The exercise → Extract each line of the data and write it out again exactly.

--

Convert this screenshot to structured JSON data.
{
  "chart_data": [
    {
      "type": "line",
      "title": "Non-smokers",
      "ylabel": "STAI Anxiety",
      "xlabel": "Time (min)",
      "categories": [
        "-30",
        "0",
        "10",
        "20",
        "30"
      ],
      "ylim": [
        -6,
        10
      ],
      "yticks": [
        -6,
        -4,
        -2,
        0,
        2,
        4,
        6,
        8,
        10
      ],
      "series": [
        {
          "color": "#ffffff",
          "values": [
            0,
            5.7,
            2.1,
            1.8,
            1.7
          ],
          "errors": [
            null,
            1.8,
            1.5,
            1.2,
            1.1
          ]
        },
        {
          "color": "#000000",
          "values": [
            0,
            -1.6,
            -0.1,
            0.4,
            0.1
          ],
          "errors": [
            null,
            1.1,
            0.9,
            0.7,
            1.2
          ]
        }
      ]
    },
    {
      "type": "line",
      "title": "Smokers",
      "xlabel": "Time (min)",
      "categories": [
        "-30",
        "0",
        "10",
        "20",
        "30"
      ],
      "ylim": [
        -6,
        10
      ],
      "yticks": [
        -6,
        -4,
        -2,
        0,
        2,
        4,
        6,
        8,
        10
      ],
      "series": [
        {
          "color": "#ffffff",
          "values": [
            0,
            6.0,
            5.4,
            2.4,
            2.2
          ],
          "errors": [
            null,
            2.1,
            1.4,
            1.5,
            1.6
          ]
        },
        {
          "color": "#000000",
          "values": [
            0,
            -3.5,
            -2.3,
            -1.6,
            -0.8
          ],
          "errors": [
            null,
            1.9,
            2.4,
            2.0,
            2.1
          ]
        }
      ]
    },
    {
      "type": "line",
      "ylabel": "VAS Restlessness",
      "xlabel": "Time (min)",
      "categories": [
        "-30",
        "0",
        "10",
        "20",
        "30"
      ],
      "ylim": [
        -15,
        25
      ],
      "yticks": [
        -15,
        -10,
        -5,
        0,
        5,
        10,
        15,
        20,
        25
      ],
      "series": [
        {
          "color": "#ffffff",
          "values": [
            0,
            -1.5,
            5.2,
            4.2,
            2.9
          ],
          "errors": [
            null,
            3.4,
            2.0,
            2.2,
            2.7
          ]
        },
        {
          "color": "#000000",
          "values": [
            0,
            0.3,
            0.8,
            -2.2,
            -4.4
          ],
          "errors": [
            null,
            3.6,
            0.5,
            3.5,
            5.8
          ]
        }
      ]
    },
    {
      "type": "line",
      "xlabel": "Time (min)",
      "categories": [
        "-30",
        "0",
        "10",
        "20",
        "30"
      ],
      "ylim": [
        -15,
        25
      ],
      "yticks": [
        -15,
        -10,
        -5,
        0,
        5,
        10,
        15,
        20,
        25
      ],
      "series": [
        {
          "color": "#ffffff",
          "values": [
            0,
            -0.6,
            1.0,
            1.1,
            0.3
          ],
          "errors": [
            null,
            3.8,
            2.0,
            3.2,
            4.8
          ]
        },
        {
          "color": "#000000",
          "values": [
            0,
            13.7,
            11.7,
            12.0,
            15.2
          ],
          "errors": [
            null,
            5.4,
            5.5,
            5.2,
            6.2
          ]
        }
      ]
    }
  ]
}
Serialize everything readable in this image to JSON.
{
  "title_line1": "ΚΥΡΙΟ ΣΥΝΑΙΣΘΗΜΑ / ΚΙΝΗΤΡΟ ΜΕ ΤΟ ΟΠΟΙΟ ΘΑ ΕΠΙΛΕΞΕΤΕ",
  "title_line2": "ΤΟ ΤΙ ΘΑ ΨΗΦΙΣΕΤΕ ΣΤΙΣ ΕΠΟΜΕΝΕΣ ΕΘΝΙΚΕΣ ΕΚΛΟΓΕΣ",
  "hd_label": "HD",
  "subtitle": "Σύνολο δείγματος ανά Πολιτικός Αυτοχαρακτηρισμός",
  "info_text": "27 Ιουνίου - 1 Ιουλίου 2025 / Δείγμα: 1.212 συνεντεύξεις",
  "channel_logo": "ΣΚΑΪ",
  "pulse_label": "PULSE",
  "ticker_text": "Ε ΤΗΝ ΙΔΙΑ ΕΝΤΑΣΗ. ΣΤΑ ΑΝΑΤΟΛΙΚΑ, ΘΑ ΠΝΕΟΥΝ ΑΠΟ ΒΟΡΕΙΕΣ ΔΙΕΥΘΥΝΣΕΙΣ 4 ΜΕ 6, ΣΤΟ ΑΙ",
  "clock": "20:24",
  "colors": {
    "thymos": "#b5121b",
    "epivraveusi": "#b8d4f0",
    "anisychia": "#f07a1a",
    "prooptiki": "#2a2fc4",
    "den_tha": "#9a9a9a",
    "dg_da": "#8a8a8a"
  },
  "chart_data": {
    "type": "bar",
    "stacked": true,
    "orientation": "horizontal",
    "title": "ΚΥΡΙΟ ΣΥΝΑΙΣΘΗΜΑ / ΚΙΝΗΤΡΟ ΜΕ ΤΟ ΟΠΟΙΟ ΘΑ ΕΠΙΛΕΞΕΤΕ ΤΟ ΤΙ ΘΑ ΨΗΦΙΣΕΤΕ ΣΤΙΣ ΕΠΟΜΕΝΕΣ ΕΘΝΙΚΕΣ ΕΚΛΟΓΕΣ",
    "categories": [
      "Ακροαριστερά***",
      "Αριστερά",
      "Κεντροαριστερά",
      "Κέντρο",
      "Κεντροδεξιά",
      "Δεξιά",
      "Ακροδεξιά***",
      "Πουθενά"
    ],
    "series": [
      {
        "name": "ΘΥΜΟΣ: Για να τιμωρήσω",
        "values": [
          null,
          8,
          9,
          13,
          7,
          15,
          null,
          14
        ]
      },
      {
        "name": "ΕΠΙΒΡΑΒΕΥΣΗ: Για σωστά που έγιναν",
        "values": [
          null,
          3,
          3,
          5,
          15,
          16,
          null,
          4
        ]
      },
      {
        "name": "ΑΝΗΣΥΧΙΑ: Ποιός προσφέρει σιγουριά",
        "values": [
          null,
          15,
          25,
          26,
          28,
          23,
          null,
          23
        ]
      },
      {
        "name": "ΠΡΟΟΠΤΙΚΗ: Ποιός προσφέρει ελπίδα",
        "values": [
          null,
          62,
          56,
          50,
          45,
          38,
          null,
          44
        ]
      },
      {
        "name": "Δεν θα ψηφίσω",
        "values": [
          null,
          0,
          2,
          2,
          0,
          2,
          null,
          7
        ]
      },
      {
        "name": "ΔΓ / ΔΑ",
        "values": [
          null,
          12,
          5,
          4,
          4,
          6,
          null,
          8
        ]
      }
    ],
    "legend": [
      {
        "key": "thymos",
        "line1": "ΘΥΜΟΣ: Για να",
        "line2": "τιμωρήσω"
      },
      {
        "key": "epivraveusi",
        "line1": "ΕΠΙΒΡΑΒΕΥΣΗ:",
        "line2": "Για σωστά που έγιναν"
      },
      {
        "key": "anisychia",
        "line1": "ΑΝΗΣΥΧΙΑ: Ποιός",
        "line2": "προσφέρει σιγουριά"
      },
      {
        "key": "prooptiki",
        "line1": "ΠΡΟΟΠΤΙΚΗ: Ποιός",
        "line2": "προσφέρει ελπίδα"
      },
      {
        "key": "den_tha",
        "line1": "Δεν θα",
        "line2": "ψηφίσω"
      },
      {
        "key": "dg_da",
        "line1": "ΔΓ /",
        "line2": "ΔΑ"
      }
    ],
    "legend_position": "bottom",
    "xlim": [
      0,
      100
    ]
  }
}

--

Answer to this task →
Convert this screenshot to structured JSON data.
{
  "chart_data": [
    {
      "type": "line",
      "title": "Non-smokers",
      "ylabel": "STAI Anxiety",
      "xlabel": "Time (min)",
      "categories": [
        "-30",
        "0",
        "10",
        "20",
        "30"
      ],
      "ylim": [
        -6,
        10
      ],
      "yticks": [
        -6,
        -4,
        -2,
        0,
        2,
        4,
        6,
        8,
        10
      ],
      "series": [
        {
          "color": "#ffffff",
          "values": [
            0,
            5.7,
            2.1,
            1.8,
            1.7
          ],
          "errors": [
            null,
            1.8,
            1.5,
            1.2,
            1.1
          ]
        },
        {
          "color": "#000000",
          "values": [
            0,
            -1.6,
            -0.1,
            0.4,
            0.1
          ],
          "errors": [
            null,
            1.1,
            0.9,
            0.7,
            1.2
          ]
        }
      ]
    },
    {
      "type": "line",
      "title": "Smokers",
      "xlabel": "Time (min)",
      "categories": [
        "-30",
        "0",
        "10",
        "20",
        "30"
      ],
      "ylim": [
        -6,
        10
      ],
      "yticks": [
        -6,
        -4,
        -2,
        0,
        2,
        4,
        6,
        8,
        10
      ],
      "series": [
        {
          "color": "#ffffff",
          "values": [
            0,
            6.0,
            5.4,
            2.4,
            2.2
          ],
          "errors": [
            null,
            2.1,
            1.4,
            1.5,
            1.6
          ]
        },
        {
          "color": "#000000",
          "values": [
            0,
            -3.5,
            -2.3,
            -1.6,
            -0.8
          ],
          "errors": [
            null,
            1.9,
            2.4,
            2.0,
            2.1
          ]
        }
      ]
    },
    {
      "type": "line",
      "ylabel": "VAS Restlessness",
      "xlabel": "Time (min)",
      "categories": [
        "-30",
        "0",
        "10",
        "20",
        "30"
      ],
      "ylim": [
        -15,
        25
      ],
      "yticks": [
        -15,
        -10,
        -5,
        0,
        5,
        10,
        15,
        20,
        25
      ],
      "series": [
        {
          "color": "#ffffff",
          "values": [
            0,
            -1.5,
            5.2,
            4.2,
            2.9
          ],
          "errors": [
            null,
            3.4,
            2.0,
            2.2,
            2.7
          ]
        },
        {
          "color": "#000000",
          "values": [
            0,
            0.3,
            0.8,
            -2.2,
            -4.4
          ],
          "errors": [
            null,
            3.6,
            0.5,
            3.5,
            5.8
          ]
        }
      ]
    },
    {
      "type": "line",
      "xlabel": "Time (min)",
      "categories": [
        "-30",
        "0",
        "10",
        "20",
        "30"
      ],
      "ylim": [
        -15,
        25
      ],
      "yticks": [
        -15,
        -10,
        -5,
        0,
        5,
        10,
        15,
        20,
        25
      ],
      "series": [
        {
          "color": "#ffffff",
          "values": [
            0,
            -0.6,
            1.0,
            1.1,
            0.3
          ],
          "errors": [
            null,
            3.8,
            2.0,
            3.2,
            4.8
          ]
        },
        {
          "color": "#000000",
          "values": [
            0,
            13.7,
            11.7,
            12.0,
            15.2
          ],
          "errors": [
            null,
            5.4,
            5.5,
            5.2,
            6.2
          ]
        }
      ]
    }
  ]
}
Serialize everything readable in this image to JSON.
{
  "title_line1": "ΚΥΡΙΟ ΣΥΝΑΙΣΘΗΜΑ / ΚΙΝΗΤΡΟ ΜΕ ΤΟ ΟΠΟΙΟ ΘΑ ΕΠΙΛΕΞΕΤΕ",
  "title_line2": "ΤΟ ΤΙ ΘΑ ΨΗΦΙΣΕΤΕ ΣΤΙΣ ΕΠΟΜΕΝΕΣ ΕΘΝΙΚΕΣ ΕΚΛΟΓΕΣ",
  "hd_label": "HD",
  "subtitle": "Σύνολο δείγματος ανά Πολιτικός Αυτοχαρακτηρισμός",
  "info_text": "27 Ιουνίου - 1 Ιουλίου 2025 / Δείγμα: 1.212 συνεντεύξεις",
  "channel_logo": "ΣΚΑΪ",
  "pulse_label": "PULSE",
  "ticker_text": "Ε ΤΗΝ ΙΔΙΑ ΕΝΤΑΣΗ. ΣΤΑ ΑΝΑΤΟΛΙΚΑ, ΘΑ ΠΝΕΟΥΝ ΑΠΟ ΒΟΡΕΙΕΣ ΔΙΕΥΘΥΝΣΕΙΣ 4 ΜΕ 6, ΣΤΟ ΑΙ",
  "clock": "20:24",
  "colors": {
    "thymos": "#b5121b",
    "epivraveusi": "#b8d4f0",
    "anisychia": "#f07a1a",
    "prooptiki": "#2a2fc4",
    "den_tha": "#9a9a9a",
    "dg_da": "#8a8a8a"
  },
  "chart_data": {
    "type": "bar",
    "stacked": true,
    "orientation": "horizontal",
    "title": "ΚΥΡΙΟ ΣΥΝΑΙΣΘΗΜΑ / ΚΙΝΗΤΡΟ ΜΕ ΤΟ ΟΠΟΙΟ ΘΑ ΕΠΙΛΕΞΕΤΕ ΤΟ ΤΙ ΘΑ ΨΗΦΙΣΕΤΕ ΣΤΙΣ ΕΠΟΜΕΝΕΣ ΕΘΝΙΚΕΣ ΕΚΛΟΓΕΣ",
    "categories": [
      "Ακροαριστερά***",
      "Αριστερά",
      "Κεντροαριστερά",
      "Κέντρο",
      "Κεντροδεξιά",
      "Δεξιά",
      "Ακροδεξιά***",
      "Πουθενά"
    ],
    "series": [
      {
        "name": "ΘΥΜΟΣ: Για να τιμωρήσω",
        "values": [
          null,
          8,
          9,
          13,
          7,
          15,
          null,
          14
        ]
      },
      {
        "name": "ΕΠΙΒΡΑΒΕΥΣΗ: Για σωστά που έγιναν",
        "values": [
          null,
          3,
          3,
          5,
          15,
          16,
          null,
          4
        ]
      },
      {
        "name": "ΑΝΗΣΥΧΙΑ: Ποιός προσφέρει σιγουριά",
        "values": [
          null,
          15,
          25,
          26,
          28,
          23,
          null,
          23
        ]
      },
      {
        "name": "ΠΡΟΟΠΤΙΚΗ: Ποιός προσφέρει ελπίδα",
        "values": [
          null,
          62,
          56,
          50,
          45,
          38,
          null,
          44
        ]
      },
      {
        "name": "Δεν θα ψηφίσω",
        "values": [
          null,
          0,
          2,
          2,
          0,
          2,
          null,
          7
        ]
      },
      {
        "name": "ΔΓ / ΔΑ",
        "values": [
          null,
          12,
          5,
          4,
          4,
          6,
          null,
          8
        ]
      }
    ],
    "legend": [
      {
        "key": "thymos",
        "line1": "ΘΥΜΟΣ: Για να",
        "line2": "τιμωρήσω"
      },
      {
        "key": "epivraveusi",
        "line1": "ΕΠΙΒΡΑΒΕΥΣΗ:",
        "line2": "Για σωστά που έγιναν"
      },
      {
        "key": "anisychia",
        "line1": "ΑΝΗΣΥΧΙΑ: Ποιός",
        "line2": "προσφέρει σιγουριά"
      },
      {
        "key": "prooptiki",
        "line1": "ΠΡΟΟΠΤΙΚΗ: Ποιός",
        "line2": "προσφέρει ελπίδα"
      },
      {
        "key": "den_tha",
        "line1": "Δεν θα",
        "line2": "ψηφίσω"
      },
      {
        "key": "dg_da",
        "line1": "ΔΓ /",
        "line2": "ΔΑ"
      }
    ],
    "legend_position": "bottom",
    "xlim": [
      0,
      100
    ]
  }
}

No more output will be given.